Listing
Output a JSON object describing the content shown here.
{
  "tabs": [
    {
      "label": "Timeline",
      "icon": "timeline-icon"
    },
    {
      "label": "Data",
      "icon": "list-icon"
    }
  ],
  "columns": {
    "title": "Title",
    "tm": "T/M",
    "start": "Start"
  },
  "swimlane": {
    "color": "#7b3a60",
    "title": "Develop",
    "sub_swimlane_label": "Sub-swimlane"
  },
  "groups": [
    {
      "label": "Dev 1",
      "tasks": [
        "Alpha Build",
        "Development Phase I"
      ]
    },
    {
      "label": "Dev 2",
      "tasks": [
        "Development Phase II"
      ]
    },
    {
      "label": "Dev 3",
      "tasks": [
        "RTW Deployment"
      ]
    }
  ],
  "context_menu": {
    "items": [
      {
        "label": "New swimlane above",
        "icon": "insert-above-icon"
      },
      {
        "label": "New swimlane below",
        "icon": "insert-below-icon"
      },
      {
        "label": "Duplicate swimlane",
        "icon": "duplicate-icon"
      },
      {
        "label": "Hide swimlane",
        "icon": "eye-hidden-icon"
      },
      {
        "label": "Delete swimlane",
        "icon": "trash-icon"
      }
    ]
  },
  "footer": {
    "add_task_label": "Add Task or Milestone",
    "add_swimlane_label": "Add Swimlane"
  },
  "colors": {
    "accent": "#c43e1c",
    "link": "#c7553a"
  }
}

Exercise details
Work out how many lines above have the string "below" in them, and give only the number.

Response to the exercise
2